▶ _Task prompt_
Gather every line of the entries that includes the word "sentences".

:: Record list

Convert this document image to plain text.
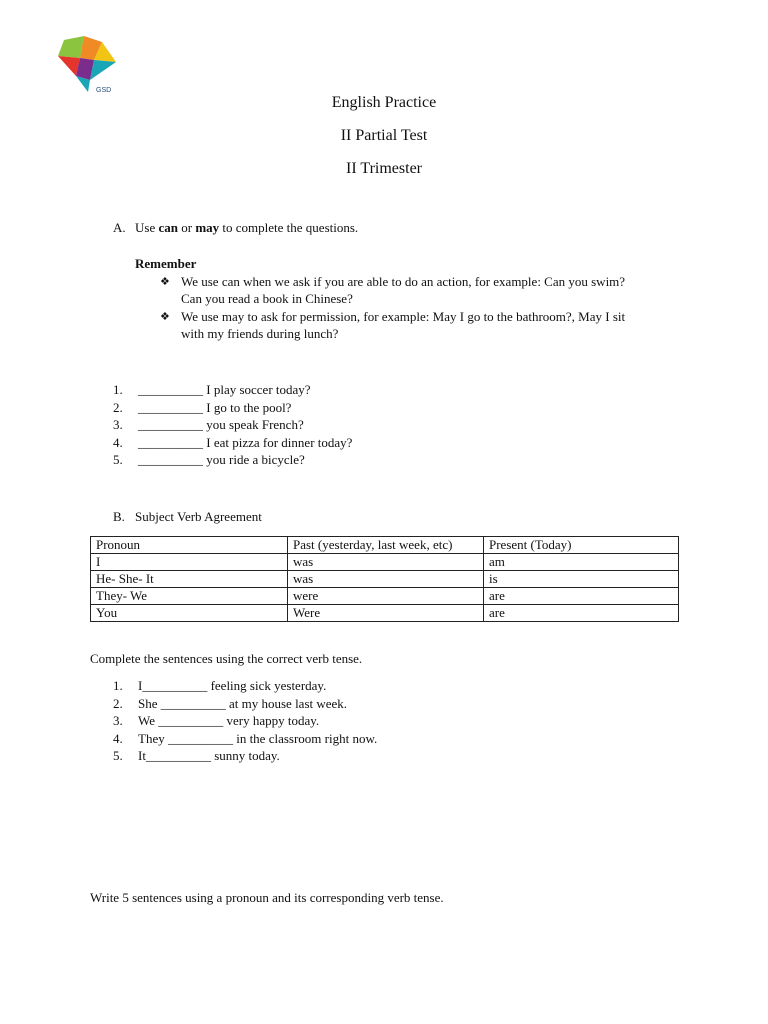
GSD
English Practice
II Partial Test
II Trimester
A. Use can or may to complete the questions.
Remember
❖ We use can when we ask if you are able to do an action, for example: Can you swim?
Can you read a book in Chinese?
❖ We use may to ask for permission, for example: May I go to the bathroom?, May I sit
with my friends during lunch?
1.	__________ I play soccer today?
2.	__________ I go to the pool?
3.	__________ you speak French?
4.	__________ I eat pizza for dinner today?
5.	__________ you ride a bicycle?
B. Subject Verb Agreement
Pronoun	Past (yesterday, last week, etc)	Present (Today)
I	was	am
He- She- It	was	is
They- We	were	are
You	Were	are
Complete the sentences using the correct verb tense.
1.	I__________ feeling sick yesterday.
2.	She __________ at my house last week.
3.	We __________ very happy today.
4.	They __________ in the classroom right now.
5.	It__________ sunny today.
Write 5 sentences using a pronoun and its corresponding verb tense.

::::

▶ _Solution_
Complete the sentences using the correct verb tense.
Write 5 sentences using a pronoun and its corresponding verb tense.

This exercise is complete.